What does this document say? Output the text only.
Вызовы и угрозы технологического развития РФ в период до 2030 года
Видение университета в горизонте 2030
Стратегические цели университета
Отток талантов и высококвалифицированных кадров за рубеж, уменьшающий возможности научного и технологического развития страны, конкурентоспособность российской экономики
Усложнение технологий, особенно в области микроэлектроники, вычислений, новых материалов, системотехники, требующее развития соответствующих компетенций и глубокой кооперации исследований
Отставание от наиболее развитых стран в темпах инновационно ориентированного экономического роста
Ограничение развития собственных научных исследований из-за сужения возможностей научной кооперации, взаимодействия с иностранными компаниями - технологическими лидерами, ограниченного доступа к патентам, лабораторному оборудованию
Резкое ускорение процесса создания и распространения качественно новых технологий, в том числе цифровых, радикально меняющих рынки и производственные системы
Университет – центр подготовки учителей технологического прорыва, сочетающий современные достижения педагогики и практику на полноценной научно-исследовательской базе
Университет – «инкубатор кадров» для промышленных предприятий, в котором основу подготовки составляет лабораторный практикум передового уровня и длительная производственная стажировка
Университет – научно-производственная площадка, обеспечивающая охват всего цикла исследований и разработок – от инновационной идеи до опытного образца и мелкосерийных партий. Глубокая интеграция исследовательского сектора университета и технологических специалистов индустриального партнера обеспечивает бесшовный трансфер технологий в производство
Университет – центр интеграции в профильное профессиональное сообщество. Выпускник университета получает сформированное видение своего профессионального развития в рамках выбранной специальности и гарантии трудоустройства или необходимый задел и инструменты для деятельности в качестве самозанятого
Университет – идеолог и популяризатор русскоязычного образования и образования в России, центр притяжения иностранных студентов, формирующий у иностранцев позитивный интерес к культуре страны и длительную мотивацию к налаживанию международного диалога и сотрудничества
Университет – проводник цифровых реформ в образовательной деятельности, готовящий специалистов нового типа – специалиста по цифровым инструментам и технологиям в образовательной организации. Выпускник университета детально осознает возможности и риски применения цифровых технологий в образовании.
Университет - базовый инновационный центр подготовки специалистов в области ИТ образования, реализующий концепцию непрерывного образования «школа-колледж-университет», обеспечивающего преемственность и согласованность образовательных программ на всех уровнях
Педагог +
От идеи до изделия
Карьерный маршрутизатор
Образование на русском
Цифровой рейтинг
---
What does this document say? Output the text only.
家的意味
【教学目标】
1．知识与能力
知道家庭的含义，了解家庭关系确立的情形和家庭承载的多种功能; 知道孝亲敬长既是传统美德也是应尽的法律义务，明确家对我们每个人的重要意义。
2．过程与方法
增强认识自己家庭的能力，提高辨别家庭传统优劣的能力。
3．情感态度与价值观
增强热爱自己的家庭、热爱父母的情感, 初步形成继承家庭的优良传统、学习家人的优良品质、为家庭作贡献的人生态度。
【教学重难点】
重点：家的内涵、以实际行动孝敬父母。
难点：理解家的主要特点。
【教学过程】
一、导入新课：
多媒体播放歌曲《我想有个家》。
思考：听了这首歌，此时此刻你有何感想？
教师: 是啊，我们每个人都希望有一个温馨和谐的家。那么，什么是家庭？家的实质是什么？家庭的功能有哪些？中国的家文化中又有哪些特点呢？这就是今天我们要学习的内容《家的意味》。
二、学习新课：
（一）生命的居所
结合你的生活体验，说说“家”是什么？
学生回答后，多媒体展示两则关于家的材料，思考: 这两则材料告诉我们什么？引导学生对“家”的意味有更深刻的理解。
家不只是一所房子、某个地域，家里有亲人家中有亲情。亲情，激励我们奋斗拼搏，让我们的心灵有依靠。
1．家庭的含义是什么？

WORK REQUIRED: Gather from the entries above all lines that include the string "идеи".

TASK RESULT:
Университет – научно-производственная площадка, обеспечивающая охват всего цикла исследований и разработок – от инновационной идеи до опытного образца и мелкосерийных партий. Глубокая интеграция исследовательского сектора университета и технологических специалистов индустриального партнера обеспечивает бесшовный трансфер технологий в производство
От идеи до изделия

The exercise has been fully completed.